* _What you need to do_: Copy the records below exactly as they are written.

[Data entries]
>> start
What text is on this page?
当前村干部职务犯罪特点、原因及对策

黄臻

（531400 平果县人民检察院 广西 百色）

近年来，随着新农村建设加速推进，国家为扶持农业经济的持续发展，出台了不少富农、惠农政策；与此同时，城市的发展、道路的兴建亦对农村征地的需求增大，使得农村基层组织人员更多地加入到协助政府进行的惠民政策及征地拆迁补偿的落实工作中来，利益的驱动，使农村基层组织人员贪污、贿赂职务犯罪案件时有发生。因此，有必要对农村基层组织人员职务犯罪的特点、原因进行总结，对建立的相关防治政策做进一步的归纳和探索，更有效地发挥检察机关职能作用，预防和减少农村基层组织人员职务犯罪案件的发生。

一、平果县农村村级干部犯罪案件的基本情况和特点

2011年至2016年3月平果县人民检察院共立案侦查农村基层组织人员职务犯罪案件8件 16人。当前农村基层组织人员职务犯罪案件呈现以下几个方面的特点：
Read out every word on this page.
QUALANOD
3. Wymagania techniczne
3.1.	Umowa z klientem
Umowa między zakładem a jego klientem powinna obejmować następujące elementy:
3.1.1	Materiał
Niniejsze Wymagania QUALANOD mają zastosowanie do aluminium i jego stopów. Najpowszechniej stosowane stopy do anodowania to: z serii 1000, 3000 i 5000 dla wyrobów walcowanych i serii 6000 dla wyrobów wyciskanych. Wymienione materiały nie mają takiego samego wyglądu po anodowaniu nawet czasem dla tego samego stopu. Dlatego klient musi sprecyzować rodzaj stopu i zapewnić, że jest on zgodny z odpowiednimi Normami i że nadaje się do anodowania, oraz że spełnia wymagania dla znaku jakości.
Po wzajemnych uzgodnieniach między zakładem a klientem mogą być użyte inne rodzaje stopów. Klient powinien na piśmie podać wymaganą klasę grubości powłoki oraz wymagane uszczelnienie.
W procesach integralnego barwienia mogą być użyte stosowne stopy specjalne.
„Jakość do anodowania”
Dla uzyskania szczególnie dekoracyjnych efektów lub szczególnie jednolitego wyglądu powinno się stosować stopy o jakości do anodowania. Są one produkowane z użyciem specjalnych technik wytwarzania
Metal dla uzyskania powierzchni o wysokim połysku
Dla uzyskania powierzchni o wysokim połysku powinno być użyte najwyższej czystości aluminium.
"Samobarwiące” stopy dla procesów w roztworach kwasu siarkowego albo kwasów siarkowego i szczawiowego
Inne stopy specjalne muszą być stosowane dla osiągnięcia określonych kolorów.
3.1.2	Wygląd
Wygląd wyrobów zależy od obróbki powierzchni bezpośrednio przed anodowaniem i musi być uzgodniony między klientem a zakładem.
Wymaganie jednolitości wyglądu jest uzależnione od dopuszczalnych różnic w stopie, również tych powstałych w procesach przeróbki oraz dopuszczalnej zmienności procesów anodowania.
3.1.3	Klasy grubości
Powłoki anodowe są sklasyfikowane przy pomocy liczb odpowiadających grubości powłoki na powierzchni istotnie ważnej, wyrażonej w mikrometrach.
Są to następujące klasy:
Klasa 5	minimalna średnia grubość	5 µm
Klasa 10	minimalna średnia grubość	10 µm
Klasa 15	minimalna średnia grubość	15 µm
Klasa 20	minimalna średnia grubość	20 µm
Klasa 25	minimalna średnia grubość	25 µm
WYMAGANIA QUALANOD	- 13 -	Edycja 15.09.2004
>> end
* _Finished answer_:
What text is on this page?
当前村干部职务犯罪特点、原因及对策

黄臻

（531400 平果县人民检察院 广西 百色）

近年来，随着新农村建设加速推进，国家为扶持农业经济的持续发展，出台了不少富农、惠农政策；与此同时，城市的发展、道路的兴建亦对农村征地的需求增大，使得农村基层组织人员更多地加入到协助政府进行的惠民政策及征地拆迁补偿的落实工作中来，利益的驱动，使农村基层组织人员贪污、贿赂职务犯罪案件时有发生。因此，有必要对农村基层组织人员职务犯罪的特点、原因进行总结，对建立的相关防治政策做进一步的归纳和探索，更有效地发挥检察机关职能作用，预防和减少农村基层组织人员职务犯罪案件的发生。

一、平果县农村村级干部犯罪案件的基本情况和特点

2011年至2016年3月平果县人民检察院共立案侦查农村基层组织人员职务犯罪案件8件 16人。当前农村基层组织人员职务犯罪案件呈现以下几个方面的特点：
Read out every word on this page.
QUALANOD
3. Wymagania techniczne
3.1.	Umowa z klientem
Umowa między zakładem a jego klientem powinna obejmować następujące elementy:
3.1.1	Materiał
Niniejsze Wymagania QUALANOD mają zastosowanie do aluminium i jego stopów. Najpowszechniej stosowane stopy do anodowania to: z serii 1000, 3000 i 5000 dla wyrobów walcowanych i serii 6000 dla wyrobów wyciskanych. Wymienione materiały nie mają takiego samego wyglądu po anodowaniu nawet czasem dla tego samego stopu. Dlatego klient musi sprecyzować rodzaj stopu i zapewnić, że jest on zgodny z odpowiednimi Normami i że nadaje się do anodowania, oraz że spełnia wymagania dla znaku jakości.
Po wzajemnych uzgodnieniach między zakładem a klientem mogą być użyte inne rodzaje stopów. Klient powinien na piśmie podać wymaganą klasę grubości powłoki oraz wymagane uszczelnienie.
W procesach integralnego barwienia mogą być użyte stosowne stopy specjalne.
„Jakość do anodowania”
Dla uzyskania szczególnie dekoracyjnych efektów lub szczególnie jednolitego wyglądu powinno się stosować stopy o jakości do anodowania. Są one produkowane z użyciem specjalnych technik wytwarzania
Metal dla uzyskania powierzchni o wysokim połysku
Dla uzyskania powierzchni o wysokim połysku powinno być użyte najwyższej czystości aluminium.
"Samobarwiące” stopy dla procesów w roztworach kwasu siarkowego albo kwasów siarkowego i szczawiowego
Inne stopy specjalne muszą być stosowane dla osiągnięcia określonych kolorów.
3.1.2	Wygląd
Wygląd wyrobów zależy od obróbki powierzchni bezpośrednio przed anodowaniem i musi być uzgodniony między klientem a zakładem.
Wymaganie jednolitości wyglądu jest uzależnione od dopuszczalnych różnic w stopie, również tych powstałych w procesach przeróbki oraz dopuszczalnej zmienności procesów anodowania.
3.1.3	Klasy grubości
Powłoki anodowe są sklasyfikowane przy pomocy liczb odpowiadających grubości powłoki na powierzchni istotnie ważnej, wyrażonej w mikrometrach.
Są to następujące klasy:
Klasa 5	minimalna średnia grubość	5 µm
Klasa 10	minimalna średnia grubość	10 µm
Klasa 15	minimalna średnia grubość	15 µm
Klasa 20	minimalna średnia grubość	20 µm
Klasa 25	minimalna średnia grubość	25 µm
WYMAGANIA QUALANOD	- 13 -	Edycja 15.09.2004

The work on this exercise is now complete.